• [AIM]: Return every record verbatim.

━━━━━━

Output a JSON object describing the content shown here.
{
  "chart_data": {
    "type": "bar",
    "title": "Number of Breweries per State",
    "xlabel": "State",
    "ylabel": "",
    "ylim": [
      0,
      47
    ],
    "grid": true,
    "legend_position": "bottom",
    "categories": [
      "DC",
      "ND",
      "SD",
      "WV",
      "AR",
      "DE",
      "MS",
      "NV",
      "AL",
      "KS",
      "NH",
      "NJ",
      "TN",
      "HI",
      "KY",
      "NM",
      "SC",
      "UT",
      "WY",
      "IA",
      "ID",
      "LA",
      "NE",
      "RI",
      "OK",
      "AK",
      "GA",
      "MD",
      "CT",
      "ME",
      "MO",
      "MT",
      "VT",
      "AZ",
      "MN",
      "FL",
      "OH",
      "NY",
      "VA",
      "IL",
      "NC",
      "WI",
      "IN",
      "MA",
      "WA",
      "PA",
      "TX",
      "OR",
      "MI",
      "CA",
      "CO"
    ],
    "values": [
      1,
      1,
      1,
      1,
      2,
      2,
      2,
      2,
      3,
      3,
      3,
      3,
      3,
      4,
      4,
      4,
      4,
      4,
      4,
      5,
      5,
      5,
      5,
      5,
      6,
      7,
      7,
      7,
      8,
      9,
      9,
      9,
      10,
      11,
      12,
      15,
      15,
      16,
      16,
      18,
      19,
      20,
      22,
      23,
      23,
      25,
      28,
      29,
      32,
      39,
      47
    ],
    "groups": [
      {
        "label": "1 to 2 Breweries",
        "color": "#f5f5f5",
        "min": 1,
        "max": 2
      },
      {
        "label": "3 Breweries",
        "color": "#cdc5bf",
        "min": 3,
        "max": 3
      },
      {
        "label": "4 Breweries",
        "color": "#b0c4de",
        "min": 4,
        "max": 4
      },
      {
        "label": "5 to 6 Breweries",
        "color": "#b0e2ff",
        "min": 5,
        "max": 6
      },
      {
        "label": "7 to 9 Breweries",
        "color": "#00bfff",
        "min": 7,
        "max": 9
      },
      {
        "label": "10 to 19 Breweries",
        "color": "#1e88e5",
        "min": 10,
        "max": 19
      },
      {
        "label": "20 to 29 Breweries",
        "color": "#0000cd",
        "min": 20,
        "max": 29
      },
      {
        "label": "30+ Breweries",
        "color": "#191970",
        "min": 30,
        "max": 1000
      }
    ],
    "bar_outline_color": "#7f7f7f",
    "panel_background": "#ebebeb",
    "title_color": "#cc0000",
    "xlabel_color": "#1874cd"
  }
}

━━━━━━

• [EXERCISE RESULT]:
Output a JSON object describing the content shown here.
{
  "chart_data": {
    "type": "bar",
    "title": "Number of Breweries per State",
    "xlabel": "State",
    "ylabel": "",
    "ylim": [
      0,
      47
    ],
    "grid": true,
    "legend_position": "bottom",
    "categories": [
      "DC",
      "ND",
      "SD",
      "WV",
      "AR",
      "DE",
      "MS",
      "NV",
      "AL",
      "KS",
      "NH",
      "NJ",
      "TN",
      "HI",
      "KY",
      "NM",
      "SC",
      "UT",
      "WY",
      "IA",
      "ID",
      "LA",
      "NE",
      "RI",
      "OK",
      "AK",
      "GA",
      "MD",
      "CT",
      "ME",
      "MO",
      "MT",
      "VT",
      "AZ",
      "MN",
      "FL",
      "OH",
      "NY",
      "VA",
      "IL",
      "NC",
      "WI",
      "IN",
      "MA",
      "WA",
      "PA",
      "TX",
      "OR",
      "MI",
      "CA",
      "CO"
    ],
    "values": [
      1,
      1,
      1,
      1,
      2,
      2,
      2,
      2,
      3,
      3,
      3,
      3,
      3,
      4,
      4,
      4,
      4,
      4,
      4,
      5,
      5,
      5,
      5,
      5,
      6,
      7,
      7,
      7,
      8,
      9,
      9,
      9,
      10,
      11,
      12,
      15,
      15,
      16,
      16,
      18,
      19,
      20,
      22,
      23,
      23,
      25,
      28,
      29,
      32,
      39,
      47
    ],
    "groups": [
      {
        "label": "1 to 2 Breweries",
        "color": "#f5f5f5",
        "min": 1,
        "max": 2
      },
      {
        "label": "3 Breweries",
        "color": "#cdc5bf",
        "min": 3,
        "max": 3
      },
      {
        "label": "4 Breweries",
        "color": "#b0c4de",
        "min": 4,
        "max": 4
      },
      {
        "label": "5 to 6 Breweries",
        "color": "#b0e2ff",
        "min": 5,
        "max": 6
      },
      {
        "label": "7 to 9 Breweries",
        "color": "#00bfff",
        "min": 7,
        "max": 9
      },
      {
        "label": "10 to 19 Breweries",
        "color": "#1e88e5",
        "min": 10,
        "max": 19
      },
      {
        "label": "20 to 29 Breweries",
        "color": "#0000cd",
        "min": 20,
        "max": 29
      },
      {
        "label": "30+ Breweries",
        "color": "#191970",
        "min": 30,
        "max": 1000
      }
    ],
    "bar_outline_color": "#7f7f7f",
    "panel_background": "#ebebeb",
    "title_color": "#cc0000",
    "xlabel_color": "#1874cd"
  }
}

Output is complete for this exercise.